---- Exercise input

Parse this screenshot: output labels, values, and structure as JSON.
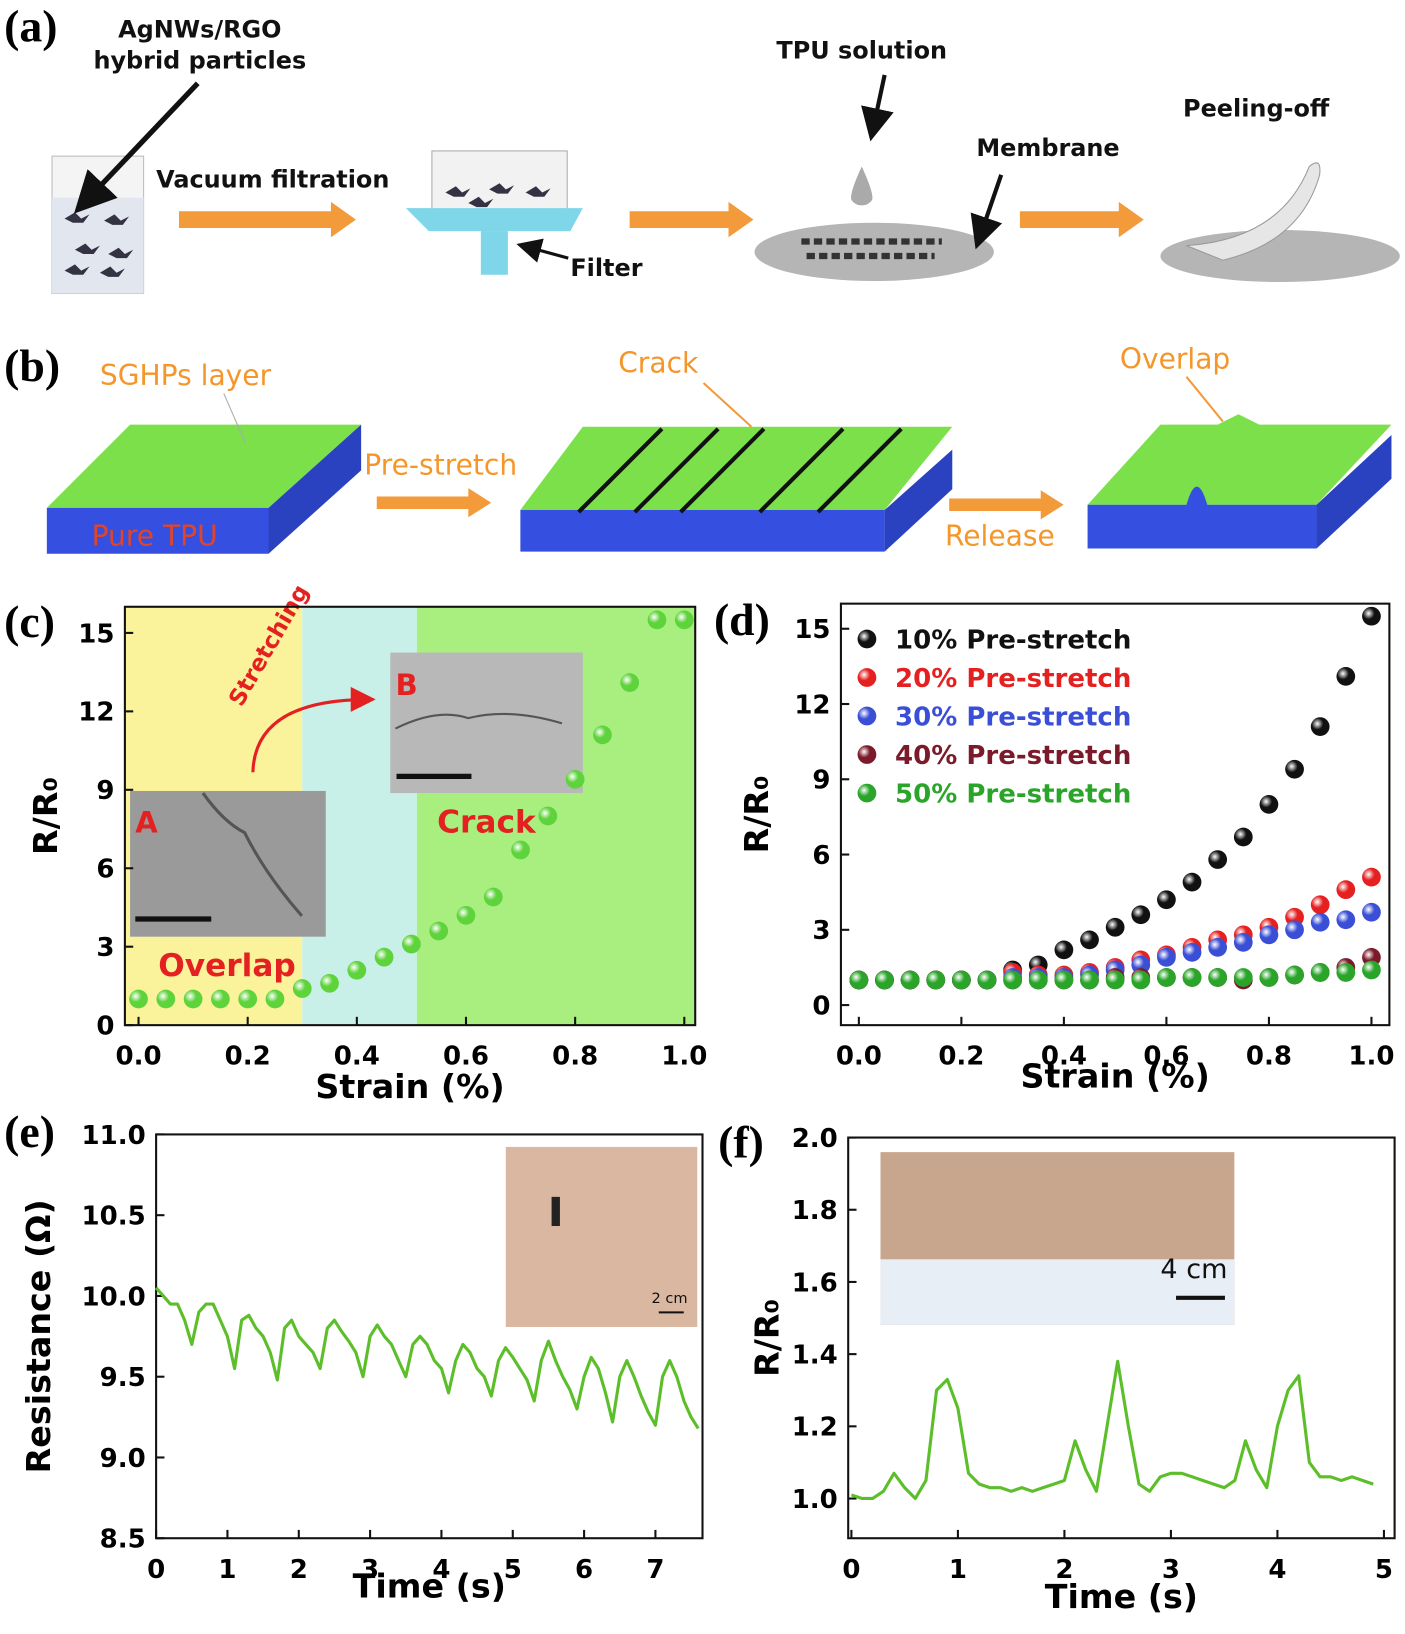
{
  "diagram_a": {
    "panel_label": "(a)",
    "particles_label": [
      "AgNWs/RGO",
      "hybrid particles"
    ],
    "step1": "Vacuum filtration",
    "filter": "Filter",
    "solution": "TPU solution",
    "membrane": "Membrane",
    "peel": "Peeling-off"
  },
  "diagram_b": {
    "panel_label": "(b)",
    "layer": "SGHPs layer",
    "substrate": "Pure TPU",
    "step1": "Pre-stretch",
    "crack": "Crack",
    "step2": "Release",
    "overlap": "Overlap"
  },
  "chart_data": [
    {
      "type": "scatter",
      "panel_label": "(c)",
      "x_label": "Strain (%)",
      "y_label": "R/R₀",
      "x": [
        0,
        0.05,
        0.1,
        0.15,
        0.2,
        0.25,
        0.3,
        0.35,
        0.4,
        0.45,
        0.5,
        0.55,
        0.6,
        0.65,
        0.7,
        0.75,
        0.8,
        0.85,
        0.9,
        0.95,
        1.0
      ],
      "values": [
        1,
        1,
        1,
        1,
        1,
        1,
        1.4,
        1.6,
        2.1,
        2.6,
        3.1,
        3.6,
        4.2,
        4.9,
        6.7,
        8.0,
        9.4,
        11.1,
        13.1,
        15.5,
        15.5
      ],
      "color": "#5fd33c",
      "xlim": [
        -0.025,
        1.02
      ],
      "ylim": [
        0,
        16
      ],
      "xticks": [
        {
          "value": 0,
          "label": "0.0"
        },
        0.2,
        0.4,
        0.6,
        0.8,
        {
          "value": 1,
          "label": "1.0"
        }
      ],
      "yticks": [
        0,
        3,
        6,
        9,
        12,
        15
      ],
      "regions": [
        {
          "start": -0.025,
          "end": 0.3,
          "color": "#fbf29c"
        },
        {
          "start": 0.3,
          "end": 0.51,
          "color": "#c8f0e8"
        },
        {
          "start": 0.51,
          "end": 1.02,
          "color": "#a8ef80"
        }
      ],
      "annotations": [
        "Stretching",
        "A",
        "B",
        "Crack",
        "Overlap"
      ]
    },
    {
      "type": "scatter",
      "panel_label": "(d)",
      "x_label": "Strain (%)",
      "y_label": "R/R₀",
      "legend": "upper left",
      "x": [
        0,
        0.05,
        0.1,
        0.15,
        0.2,
        0.25,
        0.3,
        0.35,
        0.4,
        0.45,
        0.5,
        0.55,
        0.6,
        0.65,
        0.7,
        0.75,
        0.8,
        0.85,
        0.9,
        0.95,
        1.0
      ],
      "series": [
        {
          "name": "10% Pre-stretch",
          "color": "#111111",
          "values": [
            1,
            1,
            1,
            1,
            1,
            1,
            1.4,
            1.6,
            2.2,
            2.6,
            3.1,
            3.6,
            4.2,
            4.9,
            5.8,
            6.7,
            8.0,
            9.4,
            11.1,
            13.1,
            15.5
          ]
        },
        {
          "name": "20% Pre-stretch",
          "color": "#e52020",
          "values": [
            1,
            1,
            1,
            1,
            1,
            1,
            1.3,
            1.2,
            1.2,
            1.3,
            1.5,
            1.8,
            2.0,
            2.3,
            2.6,
            2.8,
            3.1,
            3.5,
            4.0,
            4.6,
            5.1
          ]
        },
        {
          "name": "30% Pre-stretch",
          "color": "#3a4fd6",
          "values": [
            1,
            1,
            1,
            1,
            1,
            1,
            1.1,
            1.1,
            1.1,
            1.2,
            1.4,
            1.6,
            1.9,
            2.1,
            2.3,
            2.5,
            2.8,
            3.0,
            3.3,
            3.4,
            3.7
          ]
        },
        {
          "name": "40% Pre-stretch",
          "color": "#7a1a2a",
          "values": [
            1,
            1,
            1,
            1,
            1,
            1,
            1,
            1,
            1,
            1,
            1.1,
            1.1,
            1.1,
            1.1,
            1.1,
            1.0,
            1.1,
            1.2,
            1.3,
            1.5,
            1.9
          ]
        },
        {
          "name": "50% Pre-stretch",
          "color": "#2aa52a",
          "values": [
            1,
            1,
            1,
            1,
            1,
            1,
            1,
            1,
            1,
            1,
            1,
            1,
            1.1,
            1.1,
            1.1,
            1.1,
            1.1,
            1.2,
            1.3,
            1.3,
            1.4
          ]
        }
      ],
      "xlim": [
        -0.035,
        1.035
      ],
      "ylim": [
        -0.8,
        16
      ],
      "xticks": [
        {
          "value": 0,
          "label": "0.0"
        },
        0.2,
        0.4,
        0.6,
        0.8,
        {
          "value": 1,
          "label": "1.0"
        }
      ],
      "yticks": [
        0,
        3,
        6,
        9,
        12,
        15
      ]
    },
    {
      "type": "line",
      "panel_label": "(e)",
      "x_label": "Time (s)",
      "y_label": "Resistance (Ω)",
      "color": "#5cbf2a",
      "x": [
        0,
        0.1,
        0.2,
        0.3,
        0.4,
        0.5,
        0.6,
        0.7,
        0.8,
        0.9,
        1.0,
        1.1,
        1.2,
        1.3,
        1.4,
        1.5,
        1.6,
        1.7,
        1.8,
        1.9,
        2.0,
        2.1,
        2.2,
        2.3,
        2.4,
        2.5,
        2.6,
        2.7,
        2.8,
        2.9,
        3.0,
        3.1,
        3.2,
        3.3,
        3.4,
        3.5,
        3.6,
        3.7,
        3.8,
        3.9,
        4.0,
        4.1,
        4.2,
        4.3,
        4.4,
        4.5,
        4.6,
        4.7,
        4.8,
        4.9,
        5.0,
        5.1,
        5.2,
        5.3,
        5.4,
        5.5,
        5.6,
        5.7,
        5.8,
        5.9,
        6.0,
        6.1,
        6.2,
        6.3,
        6.4,
        6.5,
        6.6,
        6.7,
        6.8,
        6.9,
        7.0,
        7.1,
        7.2,
        7.3,
        7.4,
        7.5,
        7.6
      ],
      "values": [
        10.05,
        10.0,
        9.95,
        9.95,
        9.85,
        9.7,
        9.9,
        9.95,
        9.95,
        9.85,
        9.75,
        9.55,
        9.85,
        9.88,
        9.8,
        9.75,
        9.65,
        9.48,
        9.8,
        9.85,
        9.75,
        9.7,
        9.65,
        9.55,
        9.8,
        9.85,
        9.78,
        9.72,
        9.65,
        9.5,
        9.75,
        9.82,
        9.75,
        9.7,
        9.6,
        9.5,
        9.7,
        9.75,
        9.7,
        9.6,
        9.55,
        9.4,
        9.6,
        9.7,
        9.65,
        9.55,
        9.5,
        9.38,
        9.6,
        9.68,
        9.62,
        9.55,
        9.48,
        9.35,
        9.6,
        9.72,
        9.6,
        9.5,
        9.42,
        9.3,
        9.5,
        9.62,
        9.55,
        9.4,
        9.22,
        9.5,
        9.6,
        9.5,
        9.38,
        9.28,
        9.2,
        9.5,
        9.6,
        9.5,
        9.35,
        9.25,
        9.18
      ],
      "xlim": [
        0,
        7.66
      ],
      "ylim": [
        8.5,
        11
      ],
      "xticks": [
        0,
        1,
        2,
        3,
        4,
        5,
        6,
        7
      ],
      "yticks": [
        8.5,
        {
          "value": 9,
          "label": "9.0"
        },
        9.5,
        {
          "value": 10,
          "label": "10.0"
        },
        10.5,
        {
          "value": 11,
          "label": "11.0"
        }
      ],
      "annotations": [
        "2 cm"
      ]
    },
    {
      "type": "line",
      "panel_label": "(f)",
      "x_label": "Time (s)",
      "y_label": "R/R₀",
      "color": "#5cbf2a",
      "x": [
        0,
        0.1,
        0.2,
        0.3,
        0.4,
        0.5,
        0.6,
        0.7,
        0.8,
        0.9,
        1.0,
        1.1,
        1.2,
        1.3,
        1.4,
        1.5,
        1.6,
        1.7,
        1.8,
        1.9,
        2.0,
        2.1,
        2.2,
        2.3,
        2.4,
        2.5,
        2.6,
        2.7,
        2.8,
        2.9,
        3.0,
        3.1,
        3.2,
        3.3,
        3.4,
        3.5,
        3.6,
        3.7,
        3.8,
        3.9,
        4.0,
        4.1,
        4.2,
        4.3,
        4.4,
        4.5,
        4.6,
        4.7,
        4.8,
        4.9
      ],
      "values": [
        1.01,
        1.0,
        1.0,
        1.02,
        1.07,
        1.03,
        1.0,
        1.05,
        1.3,
        1.33,
        1.25,
        1.07,
        1.04,
        1.03,
        1.03,
        1.02,
        1.03,
        1.02,
        1.03,
        1.04,
        1.05,
        1.16,
        1.08,
        1.02,
        1.2,
        1.38,
        1.2,
        1.04,
        1.02,
        1.06,
        1.07,
        1.07,
        1.06,
        1.05,
        1.04,
        1.03,
        1.05,
        1.16,
        1.08,
        1.03,
        1.2,
        1.3,
        1.34,
        1.1,
        1.06,
        1.06,
        1.05,
        1.06,
        1.05,
        1.04
      ],
      "xlim": [
        -0.03,
        5.1
      ],
      "ylim": [
        0.89,
        2.0
      ],
      "xticks": [
        0,
        1,
        2,
        3,
        4,
        5
      ],
      "yticks": [
        {
          "value": 1,
          "label": "1.0"
        },
        1.2,
        1.4,
        1.6,
        1.8,
        {
          "value": 2,
          "label": "2.0"
        }
      ],
      "annotations": [
        "4 cm"
      ]
    }
  ]
}
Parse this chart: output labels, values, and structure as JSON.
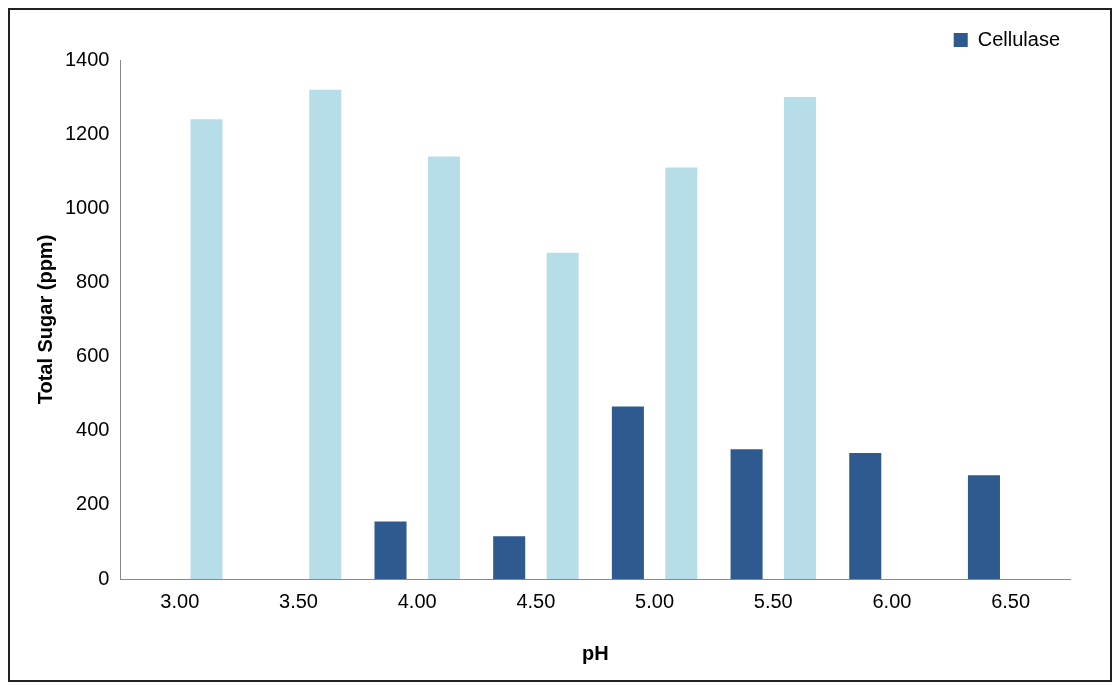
{
  "chart_data": {
    "type": "bar",
    "xlabel": "pH",
    "ylabel": "Total Sugar (ppm)",
    "categories": [
      "3.00",
      "3.50",
      "4.00",
      "4.50",
      "5.00",
      "5.50",
      "6.00",
      "6.50"
    ],
    "series": [
      {
        "name": "Cellulase",
        "color": "#2f5a8f",
        "values": [
          null,
          null,
          155,
          115,
          465,
          350,
          340,
          280
        ]
      },
      {
        "color": "#b7dde8",
        "values": [
          1240,
          1320,
          1140,
          880,
          1110,
          1300,
          null,
          null
        ]
      }
    ],
    "ylim": [
      0,
      1400
    ],
    "yticks": [
      0,
      200,
      400,
      600,
      800,
      1000,
      1200,
      1400
    ],
    "grid": false,
    "legend": "top right"
  }
}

--------

(Exercise description): Identify the lines of the data that contain the word "labels". Copy each of them.

(Reply):
Parse this screenshot: output labels, values, and structure as JSON.
Parse this chart: output labels, values, and structure as JSON.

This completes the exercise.